Your objective -> Images appear in the records below; leave them out and repeat everything else exactly.

Material for this task ->
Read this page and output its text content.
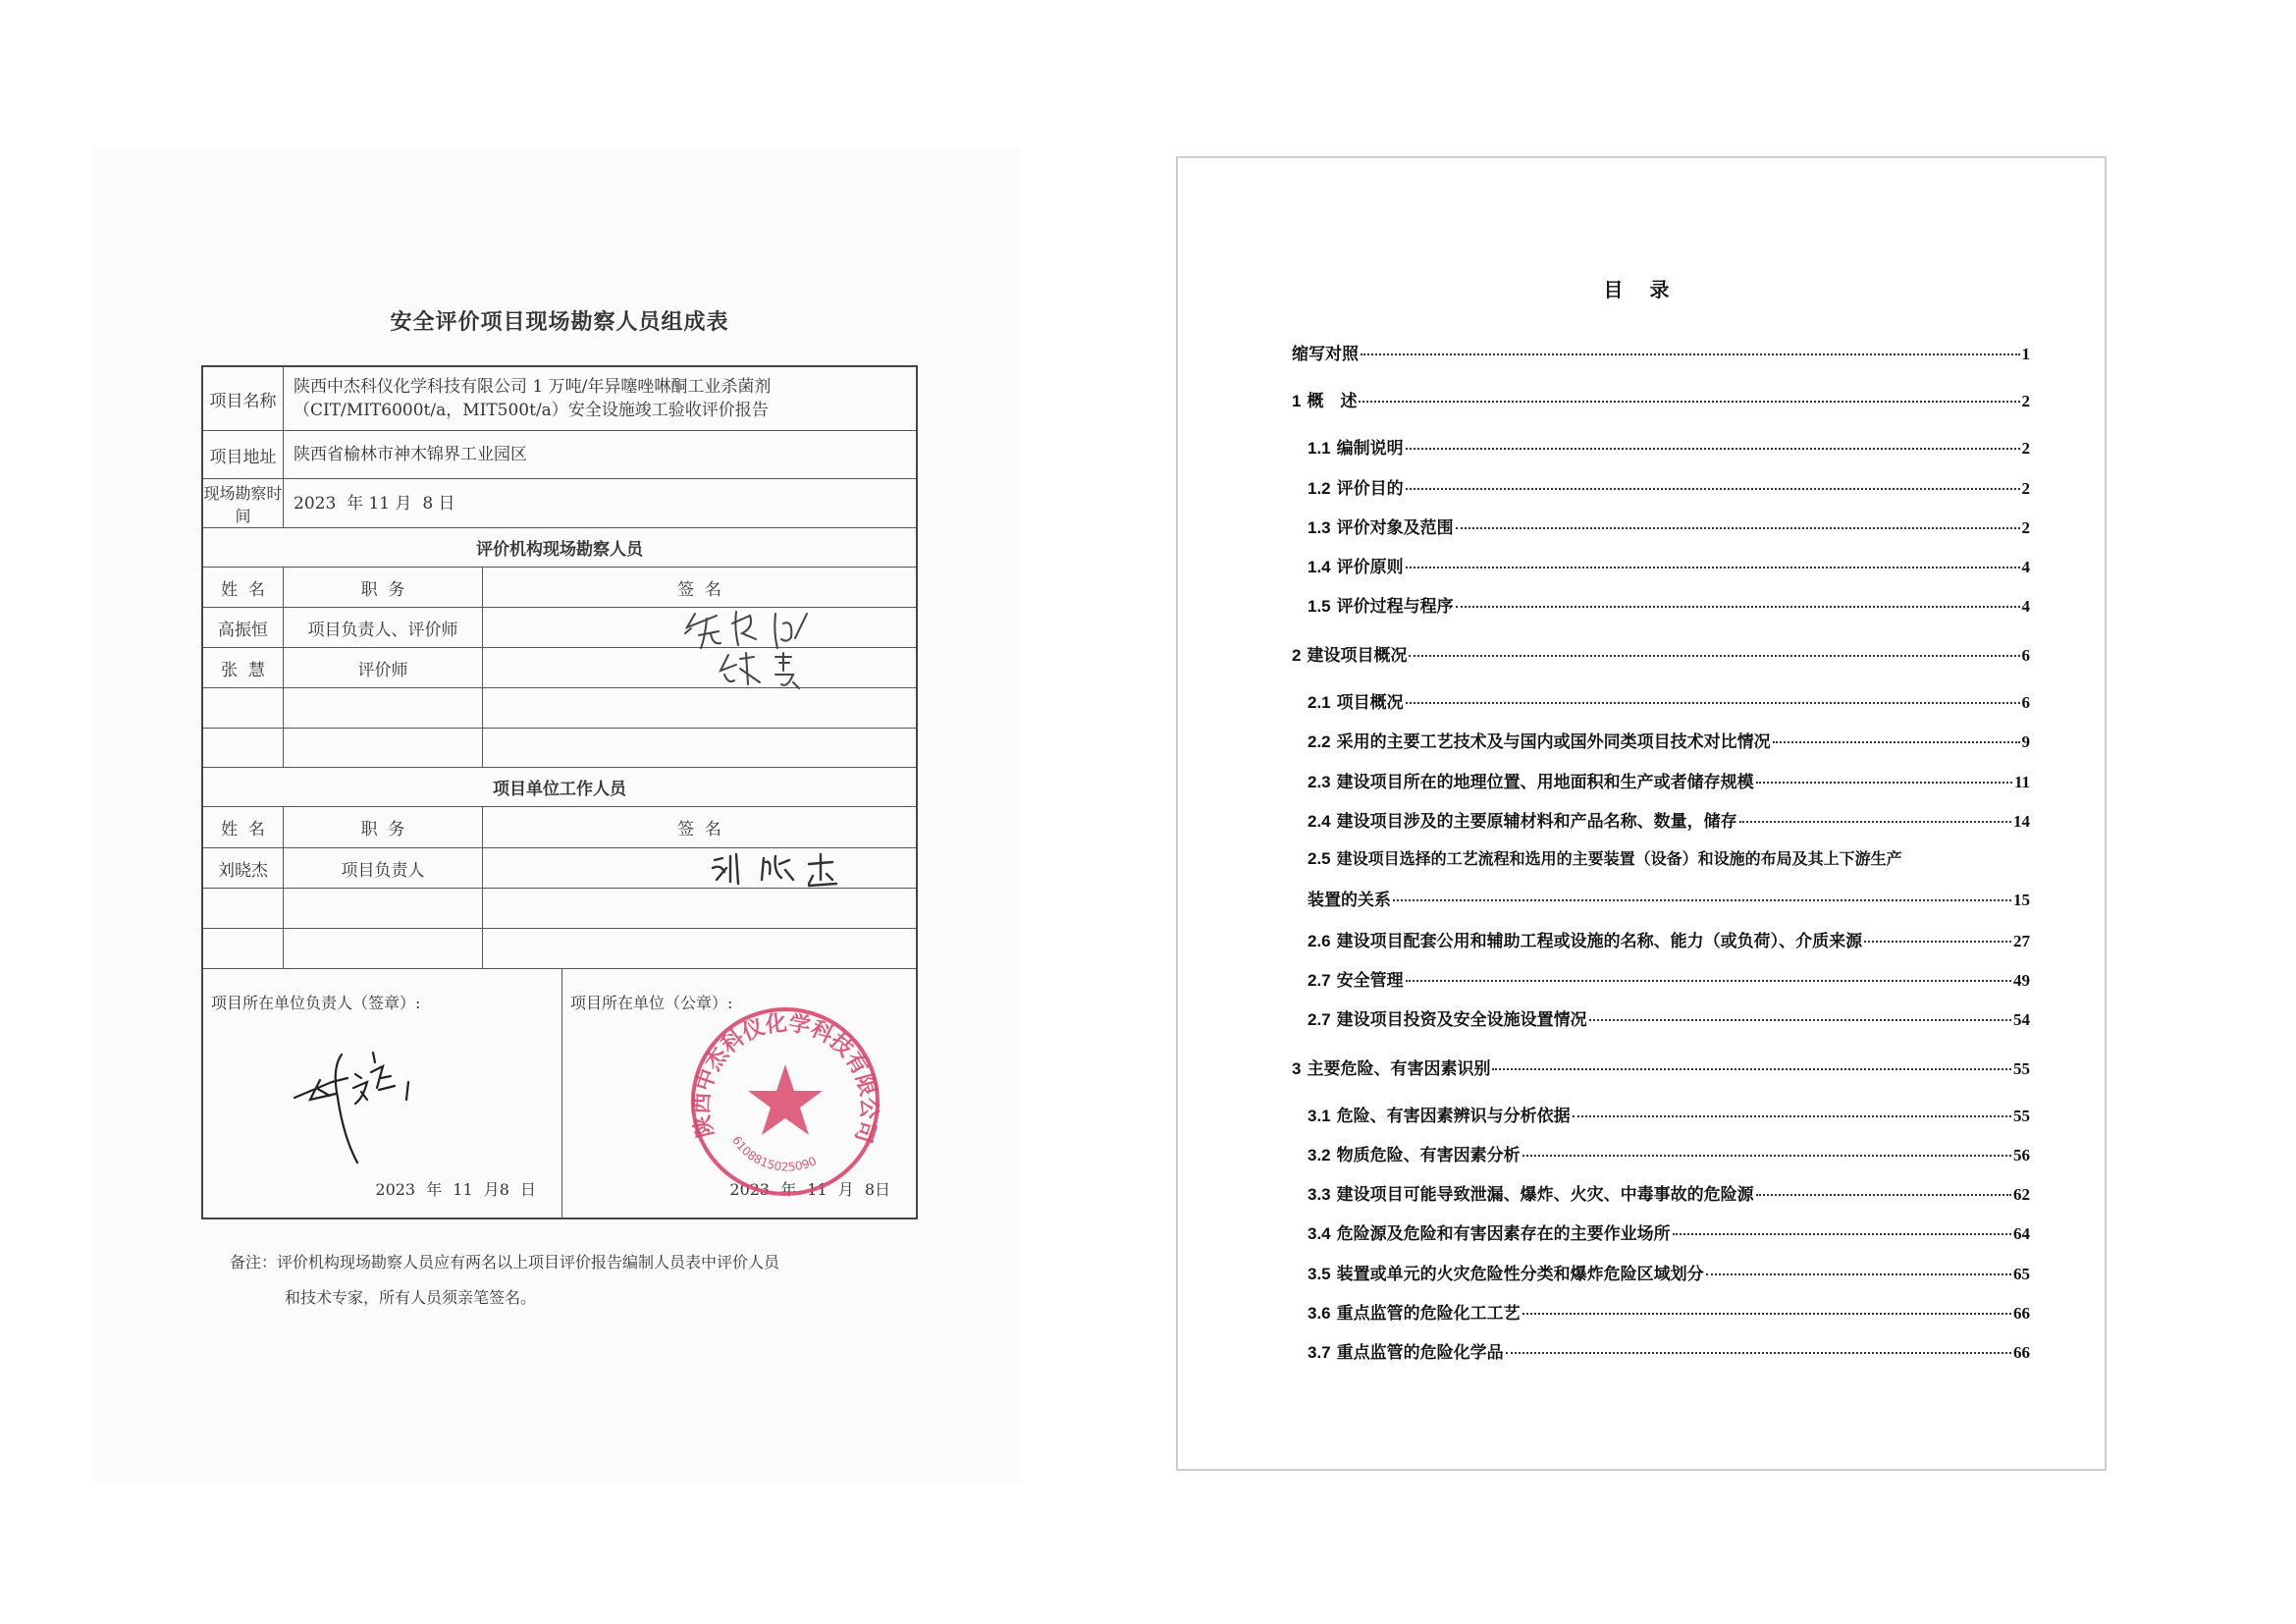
安全评价项目现场勘察人员组成表
项目名称
陕西中杰科仪化学科技有限公司 1 万吨/年异噻唑啉酮工业杀菌剂
（CIT/MIT6000t/a，MIT500t/a）安全设施竣工验收评价报告
项目地址	陕西省榆林市神木锦界工业园区
现场勘察时间
2023  年 11 月  8 日
评价机构现场勘察人员
姓  名	职  务	签  名
高振恒	项目负责人、评价师
张  慧	评价师
项目单位工作人员
姓  名	职  务	签  名
刘晓杰	项目负责人
项目所在单位负责人（签章）:
2023 年 11 月8 日
项目所在单位（公章）:
2023 年 11 月 8日
陕西中杰科仪化学科技有限公司
6108815025090
备注：评价机构现场勘察人员应有两名以上项目评价报告编制人员表中评价人员
和技术专家，所有人员须亲笔签名。
目 录
缩写对照	1
1 概　述	2
1.1 编制说明	2
1.2 评价目的	2
1.3 评价对象及范围	2
1.4 评价原则	4
1.5 评价过程与程序	4
2 建设项目概况	6
2.1 项目概况	6
2.2 采用的主要工艺技术及与国内或国外同类项目技术对比情况	9
2.3 建设项目所在的地理位置、用地面积和生产或者储存规模	11
2.4 建设项目涉及的主要原辅材料和产品名称、数量，储存	14
2.5 建设项目选择的工艺流程和选用的主要装置（设备）和设施的布局及其上下游生产
装置的关系	15
2.6 建设项目配套公用和辅助工程或设施的名称、能力（或负荷）、介质来源	27
2.7 安全管理	49
2.7 建设项目投资及安全设施设置情况	54
3 主要危险、有害因素识别	55
3.1 危险、有害因素辨识与分析依据	55
3.2 物质危险、有害因素分析	56
3.3 建设项目可能导致泄漏、爆炸、火灾、中毒事故的危险源	62
3.4 危险源及危险和有害因素存在的主要作业场所	64
3.5 装置或单元的火灾危险性分类和爆炸危险区域划分	65
3.6 重点监管的危险化工工艺	66
3.7 重点监管的危险化学品	66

Response to this task ->
Read this page and output its text content.
安全评价项目现场勘察人员组成表
项目名称
陕西中杰科仪化学科技有限公司 1 万吨/年异噻唑啉酮工业杀菌剂
（CIT/MIT6000t/a，MIT500t/a）安全设施竣工验收评价报告
项目地址	陕西省榆林市神木锦界工业园区
现场勘察时间
2023  年 11 月  8 日
评价机构现场勘察人员
姓  名	职  务	签  名
高振恒	项目负责人、评价师
张  慧	评价师
项目单位工作人员
姓  名	职  务	签  名
刘晓杰	项目负责人
项目所在单位负责人（签章）:
2023 年 11 月8 日
项目所在单位（公章）:
2023 年 11 月 8日
陕西中杰科仪化学科技有限公司
6108815025090
备注：评价机构现场勘察人员应有两名以上项目评价报告编制人员表中评价人员
和技术专家，所有人员须亲笔签名。
目 录
缩写对照	1
1 概　述	2
1.1 编制说明	2
1.2 评价目的	2
1.3 评价对象及范围	2
1.4 评价原则	4
1.5 评价过程与程序	4
2 建设项目概况	6
2.1 项目概况	6
2.2 采用的主要工艺技术及与国内或国外同类项目技术对比情况	9
2.3 建设项目所在的地理位置、用地面积和生产或者储存规模	11
2.4 建设项目涉及的主要原辅材料和产品名称、数量，储存	14
2.5 建设项目选择的工艺流程和选用的主要装置（设备）和设施的布局及其上下游生产
装置的关系	15
2.6 建设项目配套公用和辅助工程或设施的名称、能力（或负荷）、介质来源	27
2.7 安全管理	49
2.7 建设项目投资及安全设施设置情况	54
3 主要危险、有害因素识别	55
3.1 危险、有害因素辨识与分析依据	55
3.2 物质危险、有害因素分析	56
3.3 建设项目可能导致泄漏、爆炸、火灾、中毒事故的危险源	62
3.4 危险源及危险和有害因素存在的主要作业场所	64
3.5 装置或单元的火灾危险性分类和爆炸危险区域划分	65
3.6 重点监管的危险化工工艺	66
3.7 重点监管的危险化学品	66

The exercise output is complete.